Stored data
** START **

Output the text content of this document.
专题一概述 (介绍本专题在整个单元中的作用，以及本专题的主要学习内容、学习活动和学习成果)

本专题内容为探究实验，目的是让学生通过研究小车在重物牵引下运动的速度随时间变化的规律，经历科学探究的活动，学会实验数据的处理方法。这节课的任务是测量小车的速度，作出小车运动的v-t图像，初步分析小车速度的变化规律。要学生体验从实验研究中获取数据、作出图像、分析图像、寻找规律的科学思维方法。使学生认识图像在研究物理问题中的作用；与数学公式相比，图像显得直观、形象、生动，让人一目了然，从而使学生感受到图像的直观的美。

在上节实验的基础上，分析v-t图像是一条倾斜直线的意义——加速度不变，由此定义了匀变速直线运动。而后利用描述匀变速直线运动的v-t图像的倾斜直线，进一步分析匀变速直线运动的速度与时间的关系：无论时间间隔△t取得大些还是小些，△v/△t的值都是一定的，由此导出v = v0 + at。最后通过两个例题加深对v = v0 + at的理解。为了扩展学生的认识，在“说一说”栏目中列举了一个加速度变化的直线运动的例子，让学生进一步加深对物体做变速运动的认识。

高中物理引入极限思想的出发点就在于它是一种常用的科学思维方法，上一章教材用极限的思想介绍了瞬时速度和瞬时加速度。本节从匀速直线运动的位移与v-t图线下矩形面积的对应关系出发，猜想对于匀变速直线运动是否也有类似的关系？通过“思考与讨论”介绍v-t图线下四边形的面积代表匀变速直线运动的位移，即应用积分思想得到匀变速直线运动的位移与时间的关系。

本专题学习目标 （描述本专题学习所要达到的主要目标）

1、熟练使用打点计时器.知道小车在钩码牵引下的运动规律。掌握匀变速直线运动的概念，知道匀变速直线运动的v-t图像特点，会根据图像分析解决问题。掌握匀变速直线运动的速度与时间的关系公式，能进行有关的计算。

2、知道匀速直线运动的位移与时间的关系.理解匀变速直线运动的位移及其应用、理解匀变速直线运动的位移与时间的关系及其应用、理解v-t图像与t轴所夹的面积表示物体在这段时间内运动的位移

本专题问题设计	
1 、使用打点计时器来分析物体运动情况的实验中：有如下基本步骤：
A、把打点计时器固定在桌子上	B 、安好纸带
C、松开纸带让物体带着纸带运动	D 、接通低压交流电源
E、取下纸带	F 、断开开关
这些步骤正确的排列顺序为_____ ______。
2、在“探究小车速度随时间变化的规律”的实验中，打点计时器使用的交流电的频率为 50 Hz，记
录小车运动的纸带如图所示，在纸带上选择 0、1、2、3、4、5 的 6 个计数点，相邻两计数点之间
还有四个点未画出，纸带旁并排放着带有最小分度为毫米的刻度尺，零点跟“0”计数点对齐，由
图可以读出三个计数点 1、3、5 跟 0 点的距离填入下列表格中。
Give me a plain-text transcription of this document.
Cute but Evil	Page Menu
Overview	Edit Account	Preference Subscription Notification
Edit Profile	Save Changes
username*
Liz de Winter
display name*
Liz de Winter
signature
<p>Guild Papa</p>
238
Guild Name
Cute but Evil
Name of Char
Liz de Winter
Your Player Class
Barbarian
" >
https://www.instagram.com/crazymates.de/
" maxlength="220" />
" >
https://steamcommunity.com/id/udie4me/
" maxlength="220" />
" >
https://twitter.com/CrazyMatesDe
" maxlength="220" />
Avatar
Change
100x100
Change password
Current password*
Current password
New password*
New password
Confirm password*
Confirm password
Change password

** END **

> _Set problem_
Using the listing above, please repeat every entry exactly.

> _Solution for this task_
Output the text content of this document.
专题一概述 (介绍本专题在整个单元中的作用，以及本专题的主要学习内容、学习活动和学习成果)

本专题内容为探究实验，目的是让学生通过研究小车在重物牵引下运动的速度随时间变化的规律，经历科学探究的活动，学会实验数据的处理方法。这节课的任务是测量小车的速度，作出小车运动的v-t图像，初步分析小车速度的变化规律。要学生体验从实验研究中获取数据、作出图像、分析图像、寻找规律的科学思维方法。使学生认识图像在研究物理问题中的作用；与数学公式相比，图像显得直观、形象、生动，让人一目了然，从而使学生感受到图像的直观的美。

在上节实验的基础上，分析v-t图像是一条倾斜直线的意义——加速度不变，由此定义了匀变速直线运动。而后利用描述匀变速直线运动的v-t图像的倾斜直线，进一步分析匀变速直线运动的速度与时间的关系：无论时间间隔△t取得大些还是小些，△v/△t的值都是一定的，由此导出v = v0 + at。最后通过两个例题加深对v = v0 + at的理解。为了扩展学生的认识，在“说一说”栏目中列举了一个加速度变化的直线运动的例子，让学生进一步加深对物体做变速运动的认识。

高中物理引入极限思想的出发点就在于它是一种常用的科学思维方法，上一章教材用极限的思想介绍了瞬时速度和瞬时加速度。本节从匀速直线运动的位移与v-t图线下矩形面积的对应关系出发，猜想对于匀变速直线运动是否也有类似的关系？通过“思考与讨论”介绍v-t图线下四边形的面积代表匀变速直线运动的位移，即应用积分思想得到匀变速直线运动的位移与时间的关系。

本专题学习目标 （描述本专题学习所要达到的主要目标）

1、熟练使用打点计时器.知道小车在钩码牵引下的运动规律。掌握匀变速直线运动的概念，知道匀变速直线运动的v-t图像特点，会根据图像分析解决问题。掌握匀变速直线运动的速度与时间的关系公式，能进行有关的计算。

2、知道匀速直线运动的位移与时间的关系.理解匀变速直线运动的位移及其应用、理解匀变速直线运动的位移与时间的关系及其应用、理解v-t图像与t轴所夹的面积表示物体在这段时间内运动的位移

本专题问题设计	
1 、使用打点计时器来分析物体运动情况的实验中：有如下基本步骤：
A、把打点计时器固定在桌子上	B 、安好纸带
C、松开纸带让物体带着纸带运动	D 、接通低压交流电源
E、取下纸带	F 、断开开关
这些步骤正确的排列顺序为_____ ______。
2、在“探究小车速度随时间变化的规律”的实验中，打点计时器使用的交流电的频率为 50 Hz，记
录小车运动的纸带如图所示，在纸带上选择 0、1、2、3、4、5 的 6 个计数点，相邻两计数点之间
还有四个点未画出，纸带旁并排放着带有最小分度为毫米的刻度尺，零点跟“0”计数点对齐，由
图可以读出三个计数点 1、3、5 跟 0 点的距离填入下列表格中。
Give me a plain-text transcription of this document.
Cute but Evil	Page Menu
Overview	Edit Account	Preference Subscription Notification
Edit Profile	Save Changes
username*
Liz de Winter
display name*
Liz de Winter
signature
<p>Guild Papa</p>
238
Guild Name
Cute but Evil
Name of Char
Liz de Winter
Your Player Class
Barbarian
" >
https://www.instagram.com/crazymates.de/
" maxlength="220" />
" >
https://steamcommunity.com/id/udie4me/
" maxlength="220" />
" >
https://twitter.com/CrazyMatesDe
" maxlength="220" />
Avatar
Change
100x100
Change password
Current password*
Current password
New password*
New password
Confirm password*
Confirm password
Change password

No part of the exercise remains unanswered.